- Source material:
● ● ● ● ● ● ●

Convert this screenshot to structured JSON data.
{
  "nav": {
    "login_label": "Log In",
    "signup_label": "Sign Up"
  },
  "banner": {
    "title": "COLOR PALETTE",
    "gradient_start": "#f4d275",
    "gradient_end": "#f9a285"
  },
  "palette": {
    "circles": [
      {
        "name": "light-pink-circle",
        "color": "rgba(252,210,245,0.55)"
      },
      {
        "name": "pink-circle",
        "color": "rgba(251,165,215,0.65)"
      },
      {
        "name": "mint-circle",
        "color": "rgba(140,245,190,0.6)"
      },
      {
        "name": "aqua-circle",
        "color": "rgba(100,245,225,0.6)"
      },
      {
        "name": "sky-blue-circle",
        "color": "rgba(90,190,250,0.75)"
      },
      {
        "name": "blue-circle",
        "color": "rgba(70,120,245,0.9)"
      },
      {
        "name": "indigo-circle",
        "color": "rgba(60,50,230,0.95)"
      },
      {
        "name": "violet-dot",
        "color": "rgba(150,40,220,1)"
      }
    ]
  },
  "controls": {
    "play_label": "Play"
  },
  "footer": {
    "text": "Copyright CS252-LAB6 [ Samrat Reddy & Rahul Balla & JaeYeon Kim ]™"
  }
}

● ● ● ● ● ● ●

- Task goal:
Print the listing above in its entirety, with every line exact.

- Written reply:
Convert this screenshot to structured JSON data.
{
  "nav": {
    "login_label": "Log In",
    "signup_label": "Sign Up"
  },
  "banner": {
    "title": "COLOR PALETTE",
    "gradient_start": "#f4d275",
    "gradient_end": "#f9a285"
  },
  "palette": {
    "circles": [
      {
        "name": "light-pink-circle",
        "color": "rgba(252,210,245,0.55)"
      },
      {
        "name": "pink-circle",
        "color": "rgba(251,165,215,0.65)"
      },
      {
        "name": "mint-circle",
        "color": "rgba(140,245,190,0.6)"
      },
      {
        "name": "aqua-circle",
        "color": "rgba(100,245,225,0.6)"
      },
      {
        "name": "sky-blue-circle",
        "color": "rgba(90,190,250,0.75)"
      },
      {
        "name": "blue-circle",
        "color": "rgba(70,120,245,0.9)"
      },
      {
        "name": "indigo-circle",
        "color": "rgba(60,50,230,0.95)"
      },
      {
        "name": "violet-dot",
        "color": "rgba(150,40,220,1)"
      }
    ]
  },
  "controls": {
    "play_label": "Play"
  },
  "footer": {
    "text": "Copyright CS252-LAB6 [ Samrat Reddy & Rahul Balla & JaeYeon Kim ]™"
  }
}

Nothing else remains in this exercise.